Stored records

------------------------------------------------------------------------

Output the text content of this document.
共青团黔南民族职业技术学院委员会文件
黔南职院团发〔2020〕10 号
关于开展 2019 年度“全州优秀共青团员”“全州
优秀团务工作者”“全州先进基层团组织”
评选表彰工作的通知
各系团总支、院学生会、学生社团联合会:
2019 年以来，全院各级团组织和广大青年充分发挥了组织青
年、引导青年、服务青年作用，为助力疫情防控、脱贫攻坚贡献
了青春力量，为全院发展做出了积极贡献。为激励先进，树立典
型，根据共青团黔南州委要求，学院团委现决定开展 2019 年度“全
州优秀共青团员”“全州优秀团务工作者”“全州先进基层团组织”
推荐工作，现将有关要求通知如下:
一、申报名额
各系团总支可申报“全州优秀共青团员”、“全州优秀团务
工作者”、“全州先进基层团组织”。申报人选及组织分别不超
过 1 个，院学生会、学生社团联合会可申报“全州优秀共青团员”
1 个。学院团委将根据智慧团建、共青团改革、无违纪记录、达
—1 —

------------------------------------------------------------------------

(Directions)
Return the lines above exactly, keeping every word.

(Solution for this problem)
Output the text content of this document.
共青团黔南民族职业技术学院委员会文件
黔南职院团发〔2020〕10 号
关于开展 2019 年度“全州优秀共青团员”“全州
优秀团务工作者”“全州先进基层团组织”
评选表彰工作的通知
各系团总支、院学生会、学生社团联合会:
2019 年以来，全院各级团组织和广大青年充分发挥了组织青
年、引导青年、服务青年作用，为助力疫情防控、脱贫攻坚贡献
了青春力量，为全院发展做出了积极贡献。为激励先进，树立典
型，根据共青团黔南州委要求，学院团委现决定开展 2019 年度“全
州优秀共青团员”“全州优秀团务工作者”“全州先进基层团组织”
推荐工作，现将有关要求通知如下:
一、申报名额
各系团总支可申报“全州优秀共青团员”、“全州优秀团务
工作者”、“全州先进基层团组织”。申报人选及组织分别不超
过 1 个，院学生会、学生社团联合会可申报“全州优秀共青团员”
1 个。学院团委将根据智慧团建、共青团改革、无违纪记录、达
—1 —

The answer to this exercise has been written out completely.